- Task objective
Give every line from the entries that contains "compétences".

<<<<

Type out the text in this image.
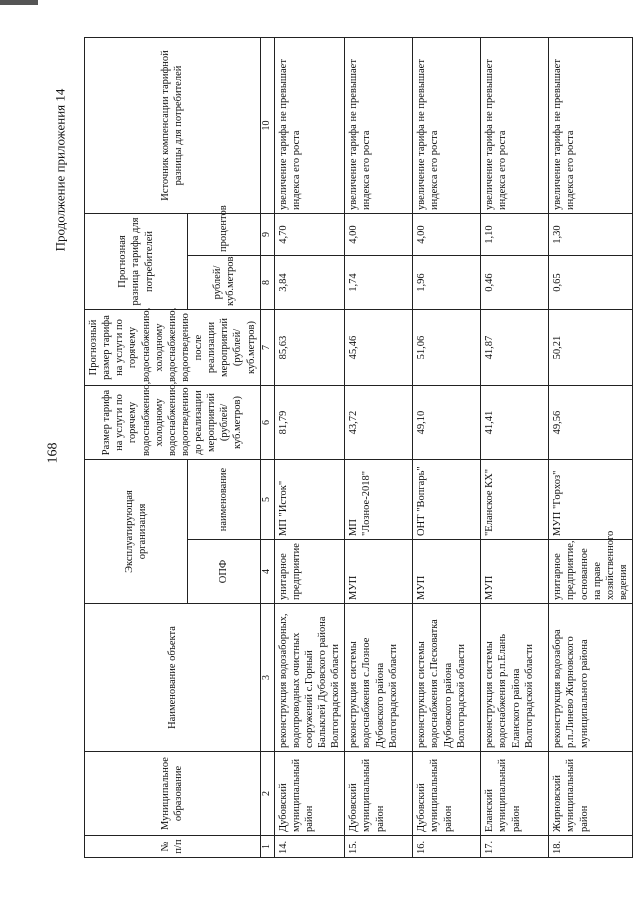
168
Продолжение приложения 14
№ п/п	Муниципальное образование	Наименование объекта	Эксплуатирующая организация		Размер тарифа на услуги по горячему водоснабжению, холодному водоснабжению, водоотведению до реализации мероприятий (рублей/куб.метров)	Прогнозный размер тарифа на услуги по горячему водоснабжению, холодному водоснабжению, водоотведению после реализации мероприятий (рублей/куб.метров)	Прогнозная разница тарифа для потребителей		Источник компенсации тарифной разницы для потребителей
			ОПФ	наименование			рублей/ куб.метров	процентов	
1	2	3	4	5	6	7	8	9	10
14.	Дубовский муниципальный район	реконструкция водозаборных, водопроводных очистных сооружений с.Горный Балыклей Дубовского района Волгоградской области	унитарное предприятие	МП "Исток"	81,79	85,63	3,84	4,70	увеличение тарифа не превышает индекса его роста
15.	Дубовский муниципальный район	реконструкция системы водоснабжения с.Лозное Дубовского района Волгоградской области	МУП	МП "Лозное-2018"	43,72	45,46	1,74	4,00	увеличение тарифа не превышает индекса его роста
16.	Дубовский муниципальный район	реконструкция системы водоснабжения с.Песковатка Дубовского района Волгоградской области	МУП	ОНТ "Вопгарь"	49,10	51,06	1,96	4,00	увеличение тарифа не превышает индекса его роста
17.	Еланский муниципальный район	реконструкция системы водоснабжения р.п.Елань Еланского района Волгоградской области	МУП	"Еланское КХ"	41,41	41,87	0,46	1,10	увеличение тарифа не превышает индекса его роста
18.	Жирновский муниципальный район	реконструкция водозабора р.п.Линево Жирновского муниципального района	унитарное предприятие, основанное на праве хозяйственного ведения	МУП "Горхоз"	49,56	50,21	0,65	1,30	увеличение тарифа не превышает индекса его роста
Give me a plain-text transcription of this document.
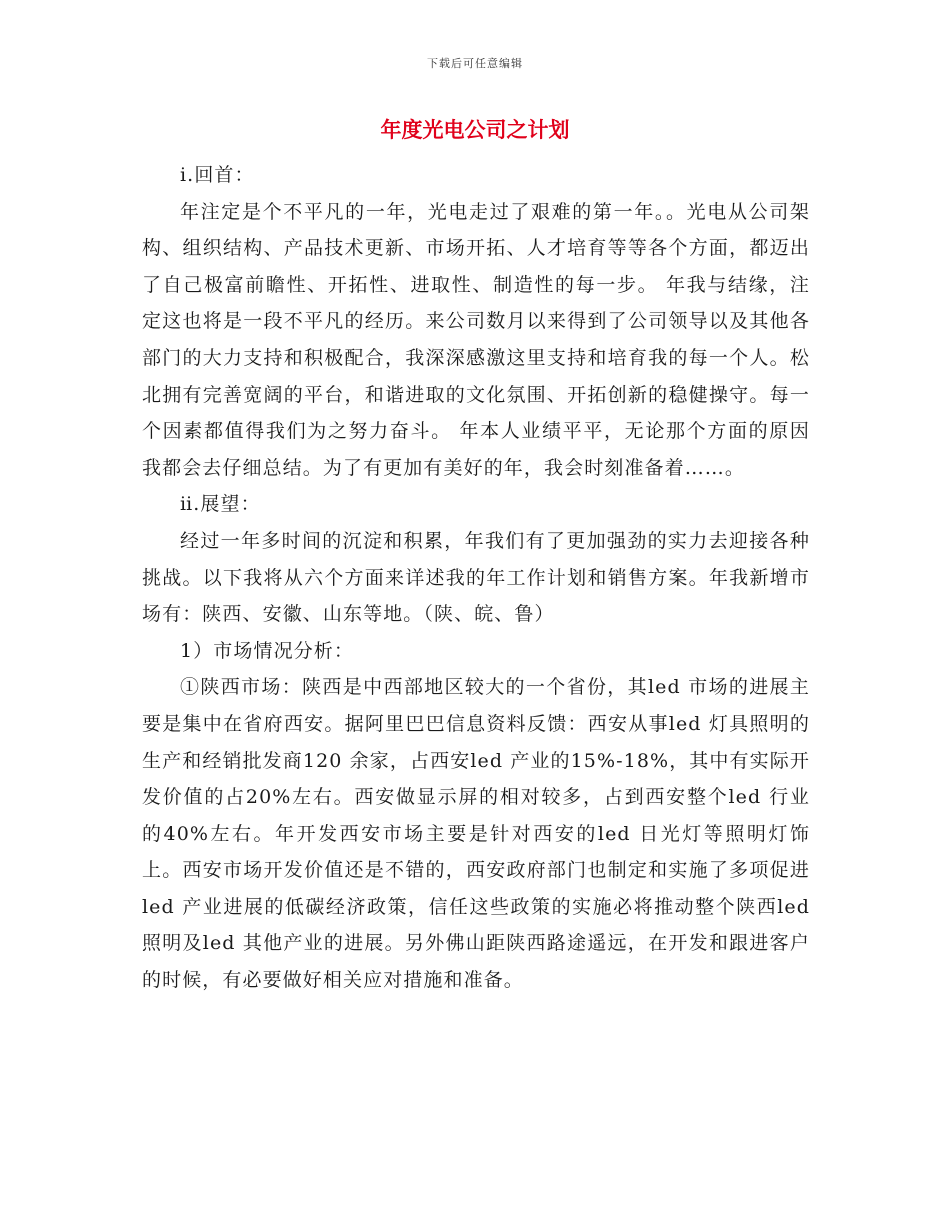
下载后可任意编辑
年度光电公司之计划

ⅰ.回首：

年注定是个不平凡的一年，光电走过了艰难的第一年。。光电从公司架构、组织结构、产品技术更新、市场开拓、人才培育等等各个方面，都迈出了自己极富前瞻性、开拓性、进取性、制造性的每一步。 年我与结缘，注定这也将是一段不平凡的经历。来公司数月以来得到了公司领导以及其他各部门的大力支持和积极配合，我深深感激这里支持和培育我的每一个人。松北拥有完善宽阔的平台，和谐进取的文化氛围、开拓创新的稳健操守。每一个因素都值得我们为之努力奋斗。 年本人业绩平平，无论那个方面的原因我都会去仔细总结。为了有更加有美好的年，我会时刻准备着……。

ⅱ.展望：

经过一年多时间的沉淀和积累，年我们有了更加强劲的实力去迎接各种挑战。以下我将从六个方面来详述我的年工作计划和销售方案。年我新增市场有：陕西、安徽、山东等地。（陕、皖、鲁）

1）市场情况分析：

①陕西市场：陕西是中西部地区较大的一个省份，其led 市场的进展主要是集中在省府西安。据阿里巴巴信息资料反馈：西安从事led 灯具照明的生产和经销批发商120 余家，占西安led 产业的15%-18%，其中有实际开发价值的占20%左右。西安做显示屏的相对较多，占到西安整个led 行业的40%左右。年开发西安市场主要是针对西安的led 日光灯等照明灯饰上。西安市场开发价值还是不错的，西安政府部门也制定和实施了多项促进led 产业进展的低碳经济政策，信任这些政策的实施必将推动整个陕西led 照明及led 其他产业的进展。另外佛山距陕西路途遥远，在开发和跟进客户的时候，有必要做好相关应对措施和准备。
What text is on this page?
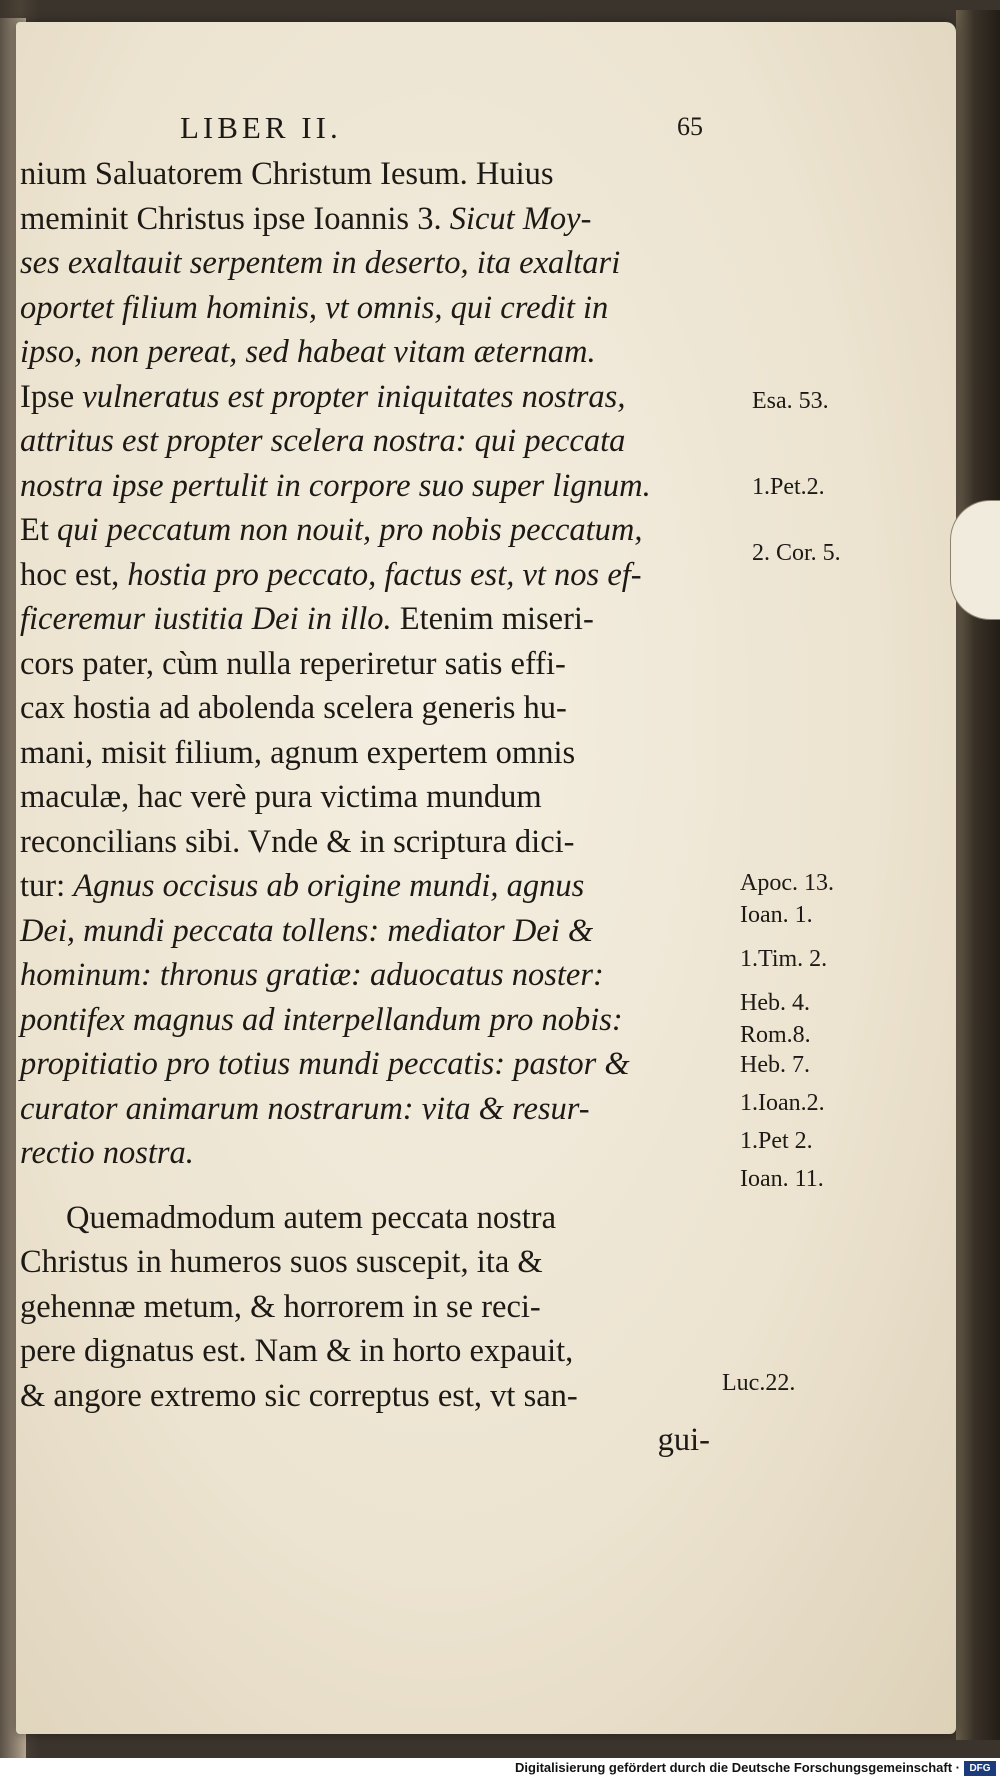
LIBER II.	65
nium Saluatorem Christum Iesum. Huius
meminit Christus ipse Ioannis 3. Sicut Moy-
ses exaltauit serpentem in deserto, ita exaltari
oportet filium hominis, vt omnis, qui credit in
ipso, non pereat, sed habeat vitam æternam.
Ipse vulneratus est propter iniquitates nostras,
attritus est propter scelera nostra: qui peccata
nostra ipse pertulit in corpore suo super lignum.
Et qui peccatum non nouit, pro nobis peccatum,
hoc est, hostia pro peccato, factus est, vt nos ef-
ficeremur iustitia Dei in illo. Etenim miseri-
cors pater, cùm nulla reperiretur satis effi-
cax hostia ad abolenda scelera generis hu-
mani, misit filium, agnum expertem omnis
maculæ, hac verè pura victima mundum
reconcilians sibi. Vnde & in scriptura dici-
tur: Agnus occisus ab origine mundi, agnus
Dei, mundi peccata tollens: mediator Dei &
hominum: thronus gratiæ: aduocatus noster:
pontifex magnus ad interpellandum pro nobis:
propitiatio pro totius mundi peccatis: pastor &
curator animarum nostrarum: vita & resur-
rectio nostra.
Quemadmodum autem peccata nostra
Christus in humeros suos suscepit, ita &
gehennæ metum, & horrorem in se reci-
pere dignatus est. Nam & in horto expauit,
& angore extremo sic correptus est, vt san-
gui-
Esa. 53.
1.Pet.2.
2. Cor. 5.
Apoc. 13.
Ioan. 1.
1.Tim. 2.
Heb. 4.
Rom.8.
Heb. 7.
1.Ioan.2.
1.Pet 2.
Ioan. 11.
Luc.22.
Digitalisierung gefördert durch die Deutsche Forschungsgemeinschaft · DFG
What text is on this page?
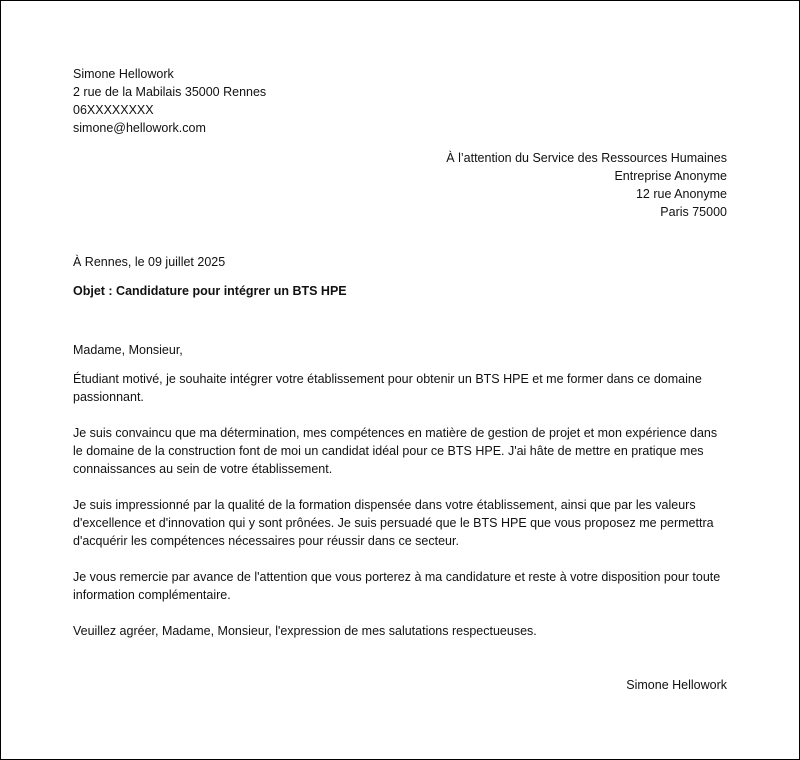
Simone Hellowork
2 rue de la Mabilais 35000 Rennes
06XXXXXXXX
simone@hellowork.com
À l’attention du Service des Ressources Humaines
Entreprise Anonyme
12 rue Anonyme
Paris 75000
À Rennes, le 09 juillet 2025
Objet : Candidature pour intégrer un BTS HPE
Madame, Monsieur,

Étudiant motivé, je souhaite intégrer votre établissement pour obtenir un BTS HPE et me former dans ce domaine passionnant.

Je suis convaincu que ma détermination, mes compétences en matière de gestion de projet et mon expérience dans le domaine de la construction font de moi un candidat idéal pour ce BTS HPE. J'ai hâte de mettre en pratique mes connaissances au sein de votre établissement.

Je suis impressionné par la qualité de la formation dispensée dans votre établissement, ainsi que par les valeurs d'excellence et d'innovation qui y sont prônées. Je suis persuadé que le BTS HPE que vous proposez me permettra d'acquérir les compétences nécessaires pour réussir dans ce secteur.

Je vous remercie par avance de l'attention que vous porterez à ma candidature et reste à votre disposition pour toute information complémentaire.

Veuillez agréer, Madame, Monsieur, l'expression de mes salutations respectueuses.

Simone Hellowork
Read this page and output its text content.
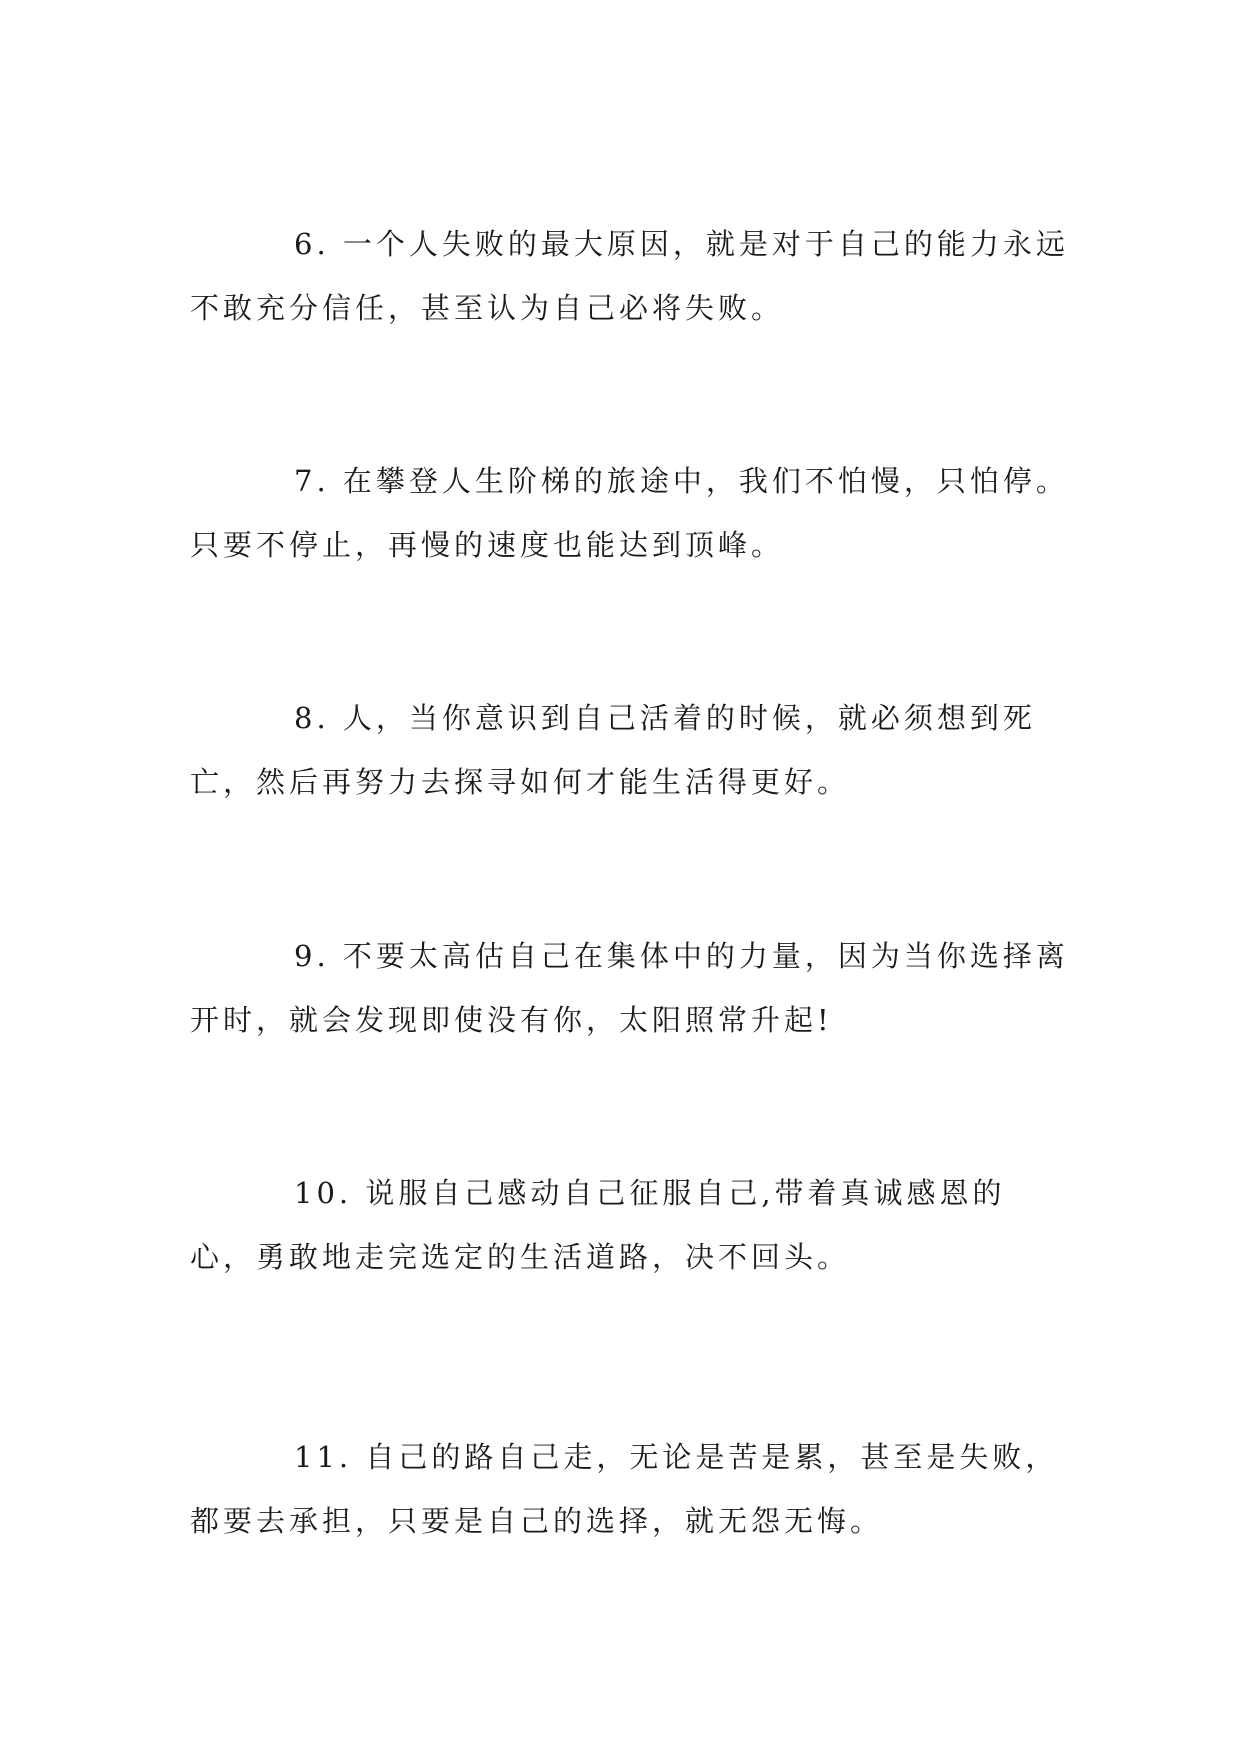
6. 一个人失败的最大原因，就是对于自己的能力永远不敢充分信任，甚至认为自己必将失败。

7. 在攀登人生阶梯的旅途中，我们不怕慢，只怕停。只要不停止，再慢的速度也能达到顶峰。

8. 人，当你意识到自己活着的时候，就必须想到死亡，然后再努力去探寻如何才能生活得更好。

9. 不要太高估自己在集体中的力量，因为当你选择离开时，就会发现即使没有你，太阳照常升起!

10. 说服自己感动自己征服自己,带着真诚感恩的心，勇敢地走完选定的生活道路，决不回头。

11. 自己的路自己走，无论是苦是累，甚至是失败，都要去承担，只要是自己的选择，就无怨无悔。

>>>>

- Reply to the exercise
Je suis convaincu que ma détermination, mes compétences en matière de gestion de projet et mon expérience dans le domaine de la construction font de moi un candidat idéal pour ce BTS HPE. J'ai hâte de mettre en pratique mes connaissances au sein de votre établissement.
Je suis impressionné par la qualité de la formation dispensée dans votre établissement, ainsi que par les valeurs d'excellence et d'innovation qui y sont prônées. Je suis persuadé que le BTS HPE que vous proposez me permettra d'acquérir les compétences nécessaires pour réussir dans ce secteur.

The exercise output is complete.